* _DESCRIPTION OF THE TASK_:
Using the data beneath, show every line that includes the word "Braunau".

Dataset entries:
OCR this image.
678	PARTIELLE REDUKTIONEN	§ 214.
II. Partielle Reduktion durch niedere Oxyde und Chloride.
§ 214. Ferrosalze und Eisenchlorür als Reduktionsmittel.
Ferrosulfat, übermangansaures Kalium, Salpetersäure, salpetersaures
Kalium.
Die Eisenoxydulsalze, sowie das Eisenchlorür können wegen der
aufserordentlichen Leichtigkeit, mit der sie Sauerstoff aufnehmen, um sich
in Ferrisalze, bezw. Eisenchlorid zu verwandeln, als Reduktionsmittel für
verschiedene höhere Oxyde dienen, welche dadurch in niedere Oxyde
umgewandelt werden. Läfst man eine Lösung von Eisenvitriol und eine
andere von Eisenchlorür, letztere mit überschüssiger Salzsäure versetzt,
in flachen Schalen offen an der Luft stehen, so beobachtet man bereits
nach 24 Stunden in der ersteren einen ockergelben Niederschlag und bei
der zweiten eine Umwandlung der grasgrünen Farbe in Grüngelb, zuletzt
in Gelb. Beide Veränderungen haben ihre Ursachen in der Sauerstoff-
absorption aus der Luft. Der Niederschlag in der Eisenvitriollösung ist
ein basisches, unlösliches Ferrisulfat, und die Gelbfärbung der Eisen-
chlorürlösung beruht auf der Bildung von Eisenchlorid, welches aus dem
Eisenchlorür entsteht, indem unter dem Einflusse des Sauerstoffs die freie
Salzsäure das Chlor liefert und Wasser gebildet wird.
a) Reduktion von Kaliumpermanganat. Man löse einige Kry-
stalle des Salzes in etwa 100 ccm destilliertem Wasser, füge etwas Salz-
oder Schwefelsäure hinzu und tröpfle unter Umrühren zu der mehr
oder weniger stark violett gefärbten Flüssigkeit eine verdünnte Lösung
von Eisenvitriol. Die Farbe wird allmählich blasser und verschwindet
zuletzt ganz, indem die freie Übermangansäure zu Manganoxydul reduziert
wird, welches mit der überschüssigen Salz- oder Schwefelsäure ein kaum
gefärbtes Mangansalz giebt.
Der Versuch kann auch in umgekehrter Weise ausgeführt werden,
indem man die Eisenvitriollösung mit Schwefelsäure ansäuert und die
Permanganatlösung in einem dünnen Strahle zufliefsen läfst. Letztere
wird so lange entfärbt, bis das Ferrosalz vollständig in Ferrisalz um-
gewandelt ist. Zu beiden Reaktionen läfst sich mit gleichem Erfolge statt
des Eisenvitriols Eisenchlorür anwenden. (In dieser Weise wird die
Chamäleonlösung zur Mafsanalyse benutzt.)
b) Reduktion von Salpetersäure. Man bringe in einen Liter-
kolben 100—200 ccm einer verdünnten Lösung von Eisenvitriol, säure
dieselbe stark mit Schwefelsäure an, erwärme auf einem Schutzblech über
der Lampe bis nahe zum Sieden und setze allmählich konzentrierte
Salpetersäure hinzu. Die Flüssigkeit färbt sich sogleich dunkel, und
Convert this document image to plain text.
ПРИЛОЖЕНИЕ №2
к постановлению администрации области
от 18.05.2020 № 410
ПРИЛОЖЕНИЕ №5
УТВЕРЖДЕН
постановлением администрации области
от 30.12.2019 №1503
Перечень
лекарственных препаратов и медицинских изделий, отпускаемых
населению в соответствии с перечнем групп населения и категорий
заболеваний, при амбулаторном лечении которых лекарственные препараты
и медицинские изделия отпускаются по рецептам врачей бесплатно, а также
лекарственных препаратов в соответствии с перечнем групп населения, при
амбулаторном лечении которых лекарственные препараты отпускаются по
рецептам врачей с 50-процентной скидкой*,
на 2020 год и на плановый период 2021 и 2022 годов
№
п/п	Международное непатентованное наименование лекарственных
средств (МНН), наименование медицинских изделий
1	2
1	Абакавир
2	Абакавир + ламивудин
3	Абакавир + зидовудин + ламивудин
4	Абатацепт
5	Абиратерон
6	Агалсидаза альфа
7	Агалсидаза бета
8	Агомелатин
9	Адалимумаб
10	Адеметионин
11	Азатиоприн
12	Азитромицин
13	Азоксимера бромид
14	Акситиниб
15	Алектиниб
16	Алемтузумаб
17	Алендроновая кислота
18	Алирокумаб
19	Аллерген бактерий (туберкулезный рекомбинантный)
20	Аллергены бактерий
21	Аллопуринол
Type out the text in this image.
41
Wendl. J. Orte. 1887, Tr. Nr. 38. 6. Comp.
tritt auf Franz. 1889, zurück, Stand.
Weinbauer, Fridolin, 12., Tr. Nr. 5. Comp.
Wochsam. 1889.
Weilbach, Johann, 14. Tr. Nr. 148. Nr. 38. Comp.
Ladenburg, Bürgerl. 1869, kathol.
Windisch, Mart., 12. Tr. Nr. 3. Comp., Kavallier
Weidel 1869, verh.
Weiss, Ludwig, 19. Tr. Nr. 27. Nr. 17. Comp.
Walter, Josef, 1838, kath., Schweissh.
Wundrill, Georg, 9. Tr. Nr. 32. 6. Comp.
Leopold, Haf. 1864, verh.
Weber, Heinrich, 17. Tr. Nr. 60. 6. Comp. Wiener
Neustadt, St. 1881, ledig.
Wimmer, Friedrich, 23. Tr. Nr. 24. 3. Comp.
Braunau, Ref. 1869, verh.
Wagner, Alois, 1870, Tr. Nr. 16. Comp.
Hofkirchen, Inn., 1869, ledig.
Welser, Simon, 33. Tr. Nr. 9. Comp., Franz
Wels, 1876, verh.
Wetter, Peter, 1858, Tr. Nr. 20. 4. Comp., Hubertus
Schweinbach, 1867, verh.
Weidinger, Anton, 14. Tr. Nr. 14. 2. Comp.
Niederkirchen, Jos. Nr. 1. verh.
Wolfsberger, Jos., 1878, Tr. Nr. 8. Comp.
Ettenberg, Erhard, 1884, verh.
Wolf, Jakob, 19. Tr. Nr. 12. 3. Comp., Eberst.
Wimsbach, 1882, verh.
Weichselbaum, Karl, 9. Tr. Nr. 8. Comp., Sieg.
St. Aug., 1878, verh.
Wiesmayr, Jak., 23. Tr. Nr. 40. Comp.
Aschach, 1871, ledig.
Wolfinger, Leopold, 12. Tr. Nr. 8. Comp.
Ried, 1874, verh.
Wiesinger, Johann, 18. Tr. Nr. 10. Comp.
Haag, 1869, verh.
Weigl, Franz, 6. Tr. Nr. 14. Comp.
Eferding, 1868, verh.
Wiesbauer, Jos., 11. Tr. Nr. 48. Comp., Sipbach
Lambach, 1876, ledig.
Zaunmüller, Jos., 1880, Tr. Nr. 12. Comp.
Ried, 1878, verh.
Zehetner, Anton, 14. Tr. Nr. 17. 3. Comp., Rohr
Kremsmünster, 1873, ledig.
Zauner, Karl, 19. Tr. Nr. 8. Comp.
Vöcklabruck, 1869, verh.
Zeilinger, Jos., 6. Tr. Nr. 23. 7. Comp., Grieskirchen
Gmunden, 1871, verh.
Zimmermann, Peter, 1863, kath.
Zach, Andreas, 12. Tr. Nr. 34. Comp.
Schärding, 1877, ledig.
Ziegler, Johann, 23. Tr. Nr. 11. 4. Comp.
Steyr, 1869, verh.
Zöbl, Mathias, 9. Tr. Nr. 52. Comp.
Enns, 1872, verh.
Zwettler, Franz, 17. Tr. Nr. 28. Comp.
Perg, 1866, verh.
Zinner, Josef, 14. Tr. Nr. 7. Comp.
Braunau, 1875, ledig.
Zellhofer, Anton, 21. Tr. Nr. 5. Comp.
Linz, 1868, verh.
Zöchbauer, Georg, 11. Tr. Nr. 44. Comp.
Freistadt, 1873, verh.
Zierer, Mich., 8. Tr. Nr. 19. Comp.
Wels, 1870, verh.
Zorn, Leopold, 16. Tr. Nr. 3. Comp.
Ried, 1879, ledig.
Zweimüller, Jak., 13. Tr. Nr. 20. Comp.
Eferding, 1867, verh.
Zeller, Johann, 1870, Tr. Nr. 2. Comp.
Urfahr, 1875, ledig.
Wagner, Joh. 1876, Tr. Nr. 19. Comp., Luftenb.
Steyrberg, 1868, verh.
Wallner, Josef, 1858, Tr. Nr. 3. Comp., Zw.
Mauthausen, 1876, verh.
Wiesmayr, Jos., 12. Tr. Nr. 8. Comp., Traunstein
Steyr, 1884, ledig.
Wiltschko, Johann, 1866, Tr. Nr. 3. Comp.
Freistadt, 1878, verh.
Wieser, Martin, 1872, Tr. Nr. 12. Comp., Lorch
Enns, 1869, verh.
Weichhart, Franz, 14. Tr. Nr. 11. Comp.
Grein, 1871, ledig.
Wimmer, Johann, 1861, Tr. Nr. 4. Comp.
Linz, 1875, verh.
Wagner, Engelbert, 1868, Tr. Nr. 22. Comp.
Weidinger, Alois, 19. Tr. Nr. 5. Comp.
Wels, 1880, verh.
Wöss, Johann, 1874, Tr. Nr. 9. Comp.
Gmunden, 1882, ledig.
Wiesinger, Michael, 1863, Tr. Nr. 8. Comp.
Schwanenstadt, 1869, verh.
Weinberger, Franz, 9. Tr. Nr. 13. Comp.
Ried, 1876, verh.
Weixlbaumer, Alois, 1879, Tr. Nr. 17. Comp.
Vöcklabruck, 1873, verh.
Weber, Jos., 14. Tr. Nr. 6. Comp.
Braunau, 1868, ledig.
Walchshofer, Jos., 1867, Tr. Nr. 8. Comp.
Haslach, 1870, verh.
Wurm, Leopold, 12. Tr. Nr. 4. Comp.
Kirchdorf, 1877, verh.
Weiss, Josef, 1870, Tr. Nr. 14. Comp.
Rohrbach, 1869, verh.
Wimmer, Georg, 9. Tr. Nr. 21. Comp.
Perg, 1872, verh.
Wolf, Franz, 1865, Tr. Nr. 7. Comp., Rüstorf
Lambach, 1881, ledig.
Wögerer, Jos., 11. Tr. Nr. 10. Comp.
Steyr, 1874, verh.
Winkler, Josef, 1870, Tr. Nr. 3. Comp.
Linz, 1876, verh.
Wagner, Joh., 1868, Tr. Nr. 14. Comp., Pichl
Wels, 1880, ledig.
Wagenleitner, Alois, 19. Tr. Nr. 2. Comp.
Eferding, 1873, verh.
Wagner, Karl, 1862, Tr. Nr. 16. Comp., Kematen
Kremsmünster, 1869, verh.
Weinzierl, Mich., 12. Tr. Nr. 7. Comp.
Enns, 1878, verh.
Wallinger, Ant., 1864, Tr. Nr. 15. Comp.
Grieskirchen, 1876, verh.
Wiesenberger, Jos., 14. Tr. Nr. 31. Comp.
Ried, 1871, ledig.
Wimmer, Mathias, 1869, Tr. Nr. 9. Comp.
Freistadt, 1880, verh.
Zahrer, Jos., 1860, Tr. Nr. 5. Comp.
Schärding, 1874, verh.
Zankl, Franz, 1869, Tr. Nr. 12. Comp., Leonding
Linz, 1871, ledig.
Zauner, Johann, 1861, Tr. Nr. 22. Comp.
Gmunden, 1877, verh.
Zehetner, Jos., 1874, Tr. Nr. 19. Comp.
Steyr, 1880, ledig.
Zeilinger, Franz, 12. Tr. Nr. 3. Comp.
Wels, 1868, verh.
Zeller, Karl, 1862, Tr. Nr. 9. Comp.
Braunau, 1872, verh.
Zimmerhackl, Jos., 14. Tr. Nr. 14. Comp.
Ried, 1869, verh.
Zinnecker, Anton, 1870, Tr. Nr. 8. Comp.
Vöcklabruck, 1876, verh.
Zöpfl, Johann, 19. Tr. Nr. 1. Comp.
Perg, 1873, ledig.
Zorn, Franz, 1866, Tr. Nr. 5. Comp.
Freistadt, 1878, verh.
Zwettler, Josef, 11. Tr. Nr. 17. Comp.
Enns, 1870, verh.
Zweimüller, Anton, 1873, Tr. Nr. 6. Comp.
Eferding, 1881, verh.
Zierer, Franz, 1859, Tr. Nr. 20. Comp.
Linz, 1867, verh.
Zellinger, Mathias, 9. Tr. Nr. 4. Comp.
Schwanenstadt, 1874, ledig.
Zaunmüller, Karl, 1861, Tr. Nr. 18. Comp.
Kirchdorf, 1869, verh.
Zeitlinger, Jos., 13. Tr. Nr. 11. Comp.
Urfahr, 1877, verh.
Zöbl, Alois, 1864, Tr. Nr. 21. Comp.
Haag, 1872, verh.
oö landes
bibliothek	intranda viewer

* _RESPONSE_:
Braunau, Ref. 1869, verh.
Braunau, 1875, ledig.
Braunau, 1868, ledig.
Braunau, 1872, verh.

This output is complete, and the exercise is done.